▶ Problem: Without further comment, state how many lines in the listing below contain the word "title".
▼▼▼
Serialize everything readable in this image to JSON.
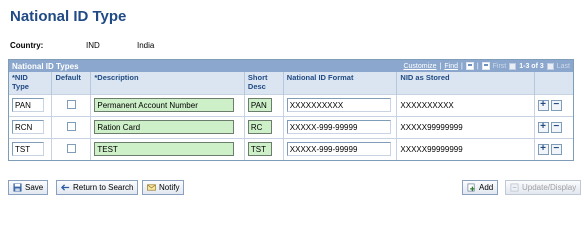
{
  "page": {
    "title": "National ID Type"
  },
  "country": {
    "label": "Country:",
    "code": "IND",
    "name": "India"
  },
  "grid": {
    "title": "National ID Types",
    "customize": "Customize",
    "find": "Find",
    "first": "First",
    "range": "1-3 of 3",
    "last": "Last",
    "columns": {
      "nid_type": "*NID\nType",
      "default": "Default",
      "description": "*Description",
      "short_desc": "Short\nDesc",
      "format": "National ID Format",
      "stored": "NID as Stored"
    },
    "rows": [
      {
        "nid_type": "PAN",
        "default": false,
        "description": "Permanent Account Number",
        "short_desc": "PAN",
        "format": "XXXXXXXXXX",
        "stored": "XXXXXXXXXX"
      },
      {
        "nid_type": "RCN",
        "default": false,
        "description": "Ration Card",
        "short_desc": "RC",
        "format": "XXXXX-999-99999",
        "stored": "XXXXX99999999"
      },
      {
        "nid_type": "TST",
        "default": false,
        "description": "TEST",
        "short_desc": "TST",
        "format": "XXXXX-999-99999",
        "stored": "XXXXX99999999"
      }
    ]
  },
  "buttons": {
    "save": "Save",
    "return_to_search": "Return to Search",
    "notify": "Notify",
    "add": "Add",
    "update_display": "Update/Display"
  },
  "icons": {
    "save": "save-icon",
    "return": "return-icon",
    "notify": "notify-icon",
    "add": "add-icon",
    "update": "update-icon",
    "view_all": "view-all-icon",
    "download": "download-icon",
    "prev": "prev-arrow-icon",
    "next": "next-arrow-icon",
    "row_add": "plus-icon",
    "row_delete": "minus-icon"
  },
  "colors": {
    "title": "#1f4a84",
    "grid_header": "#8ba7cd",
    "column_header": "#dbe5f1",
    "required_field": "#cdf0c8"
  }
}
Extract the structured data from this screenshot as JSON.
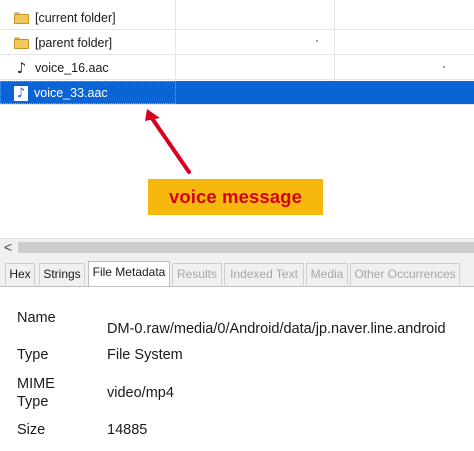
{
  "file_list": {
    "rows": [
      {
        "name": "[current folder]",
        "icon": "folder-icon"
      },
      {
        "name": "[parent folder]",
        "icon": "folder-icon"
      },
      {
        "name": "voice_16.aac",
        "icon": "music-note-icon"
      },
      {
        "name": "voice_33.aac",
        "icon": "music-note-icon",
        "selected": true
      }
    ]
  },
  "annotation": {
    "label": "voice message",
    "arrow_color": "#d8001c",
    "box_color": "#f6b80d"
  },
  "scrollbar": {
    "left_arrow": "<"
  },
  "tabs": [
    {
      "label": "Hex",
      "state": "normal"
    },
    {
      "label": "Strings",
      "state": "normal"
    },
    {
      "label": "File Metadata",
      "state": "active"
    },
    {
      "label": "Results",
      "state": "disabled"
    },
    {
      "label": "Indexed Text",
      "state": "disabled"
    },
    {
      "label": "Media",
      "state": "disabled"
    },
    {
      "label": "Other Occurrences",
      "state": "disabled"
    }
  ],
  "metadata": {
    "name_key": "Name",
    "name_value": "DM-0.raw/media/0/Android/data/jp.naver.line.android",
    "type_key": "Type",
    "type_value": "File System",
    "mime_key_line1": "MIME",
    "mime_key_line2": "Type",
    "mime_value": "video/mp4",
    "size_key": "Size",
    "size_value": "14885"
  },
  "colors": {
    "selection": "#0a64d6",
    "folder": "#f2c75c"
  }
}
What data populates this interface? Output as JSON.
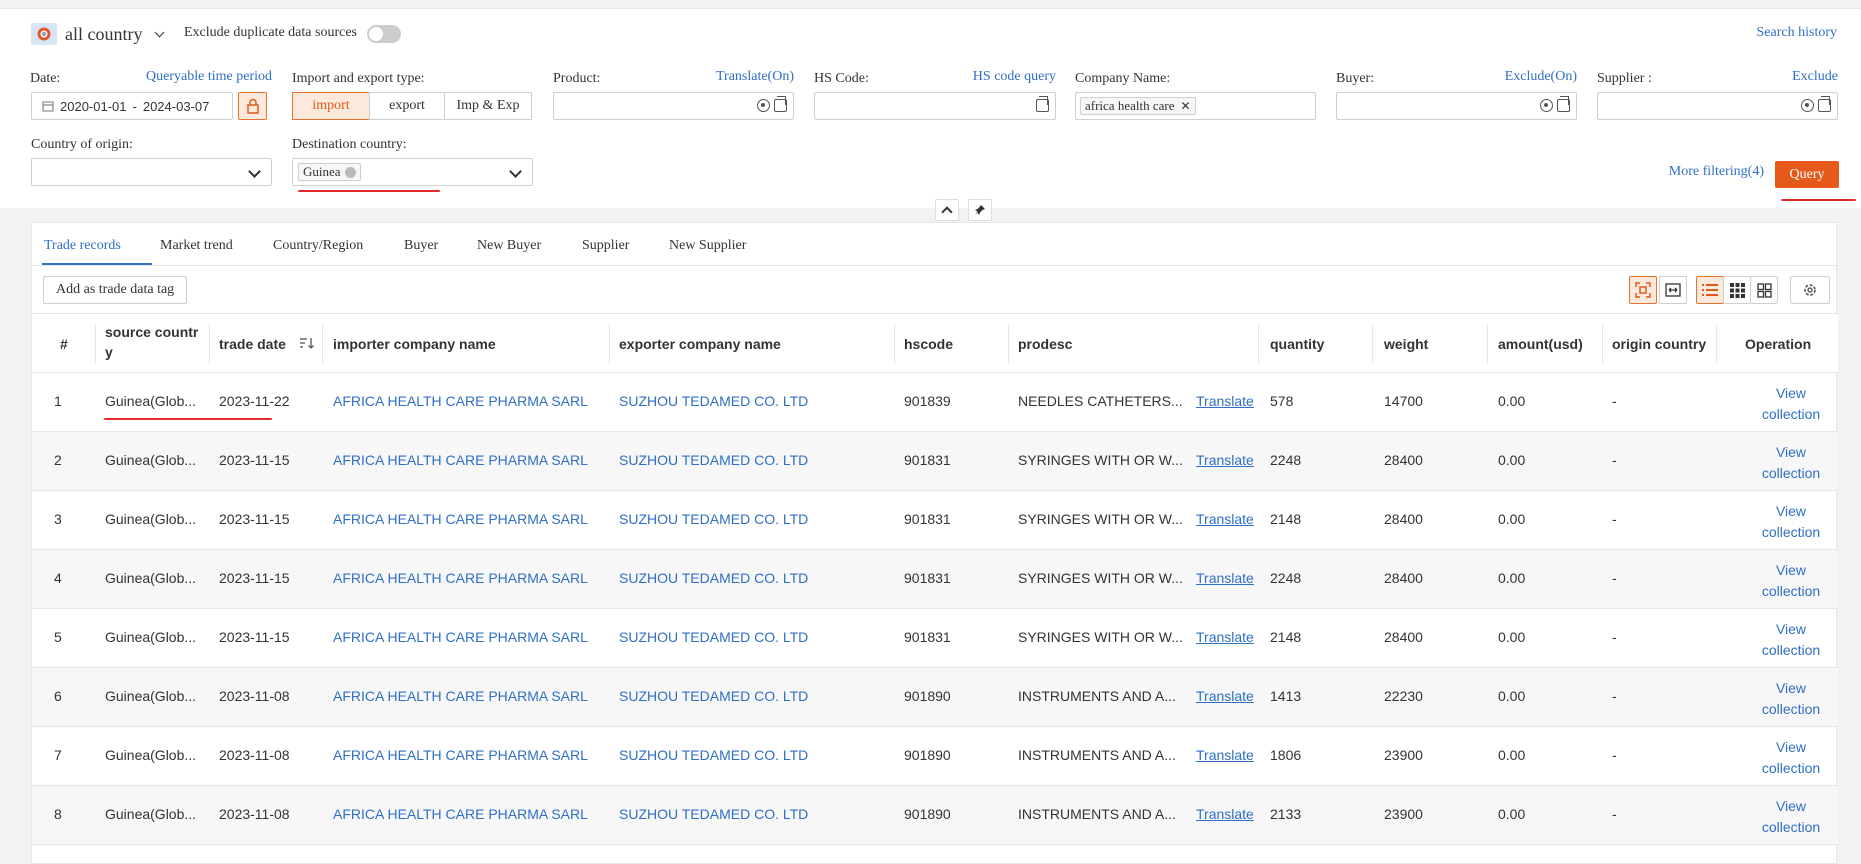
▲▲▲
▶ Complete output: 3